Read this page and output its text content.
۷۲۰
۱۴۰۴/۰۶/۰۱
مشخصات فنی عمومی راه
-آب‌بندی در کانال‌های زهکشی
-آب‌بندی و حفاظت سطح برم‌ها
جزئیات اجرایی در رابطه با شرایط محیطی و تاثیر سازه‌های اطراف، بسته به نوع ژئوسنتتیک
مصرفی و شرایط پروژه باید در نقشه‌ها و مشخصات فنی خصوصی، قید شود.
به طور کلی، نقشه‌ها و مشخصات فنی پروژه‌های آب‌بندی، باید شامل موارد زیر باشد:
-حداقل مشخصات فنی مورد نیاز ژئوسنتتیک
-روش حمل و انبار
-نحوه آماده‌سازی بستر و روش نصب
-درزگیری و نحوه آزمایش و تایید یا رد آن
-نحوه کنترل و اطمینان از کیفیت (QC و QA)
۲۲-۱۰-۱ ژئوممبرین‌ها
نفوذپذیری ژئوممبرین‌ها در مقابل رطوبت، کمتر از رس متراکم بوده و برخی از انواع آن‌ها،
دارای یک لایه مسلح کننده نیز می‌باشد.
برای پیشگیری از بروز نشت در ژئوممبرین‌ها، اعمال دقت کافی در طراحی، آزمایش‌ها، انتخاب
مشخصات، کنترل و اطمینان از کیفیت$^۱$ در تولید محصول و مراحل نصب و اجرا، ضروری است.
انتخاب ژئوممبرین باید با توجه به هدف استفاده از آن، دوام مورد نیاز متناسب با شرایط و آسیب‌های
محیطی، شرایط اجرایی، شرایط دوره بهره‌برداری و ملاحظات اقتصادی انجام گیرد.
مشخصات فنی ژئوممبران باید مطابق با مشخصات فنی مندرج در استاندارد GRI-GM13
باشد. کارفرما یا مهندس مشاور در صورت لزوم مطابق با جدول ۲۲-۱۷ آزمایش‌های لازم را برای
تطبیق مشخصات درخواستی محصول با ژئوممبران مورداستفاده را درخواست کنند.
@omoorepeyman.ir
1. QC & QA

AIM OF THE EXERCISE:
Write every entry out again exactly.

EXERCISE ANSWER:
Read this page and output its text content.
۷۲۰
۱۴۰۴/۰۶/۰۱
مشخصات فنی عمومی راه
-آب‌بندی در کانال‌های زهکشی
-آب‌بندی و حفاظت سطح برم‌ها
جزئیات اجرایی در رابطه با شرایط محیطی و تاثیر سازه‌های اطراف، بسته به نوع ژئوسنتتیک
مصرفی و شرایط پروژه باید در نقشه‌ها و مشخصات فنی خصوصی، قید شود.
به طور کلی، نقشه‌ها و مشخصات فنی پروژه‌های آب‌بندی، باید شامل موارد زیر باشد:
-حداقل مشخصات فنی مورد نیاز ژئوسنتتیک
-روش حمل و انبار
-نحوه آماده‌سازی بستر و روش نصب
-درزگیری و نحوه آزمایش و تایید یا رد آن
-نحوه کنترل و اطمینان از کیفیت (QC و QA)
۲۲-۱۰-۱ ژئوممبرین‌ها
نفوذپذیری ژئوممبرین‌ها در مقابل رطوبت، کمتر از رس متراکم بوده و برخی از انواع آن‌ها،
دارای یک لایه مسلح کننده نیز می‌باشد.
برای پیشگیری از بروز نشت در ژئوممبرین‌ها، اعمال دقت کافی در طراحی، آزمایش‌ها، انتخاب
مشخصات، کنترل و اطمینان از کیفیت$^۱$ در تولید محصول و مراحل نصب و اجرا، ضروری است.
انتخاب ژئوممبرین باید با توجه به هدف استفاده از آن، دوام مورد نیاز متناسب با شرایط و آسیب‌های
محیطی، شرایط اجرایی، شرایط دوره بهره‌برداری و ملاحظات اقتصادی انجام گیرد.
مشخصات فنی ژئوممبران باید مطابق با مشخصات فنی مندرج در استاندارد GRI-GM13
باشد. کارفرما یا مهندس مشاور در صورت لزوم مطابق با جدول ۲۲-۱۷ آزمایش‌های لازم را برای
تطبیق مشخصات درخواستی محصول با ژئوممبران مورداستفاده را درخواست کنند.
@omoorepeyman.ir
1. QC & QA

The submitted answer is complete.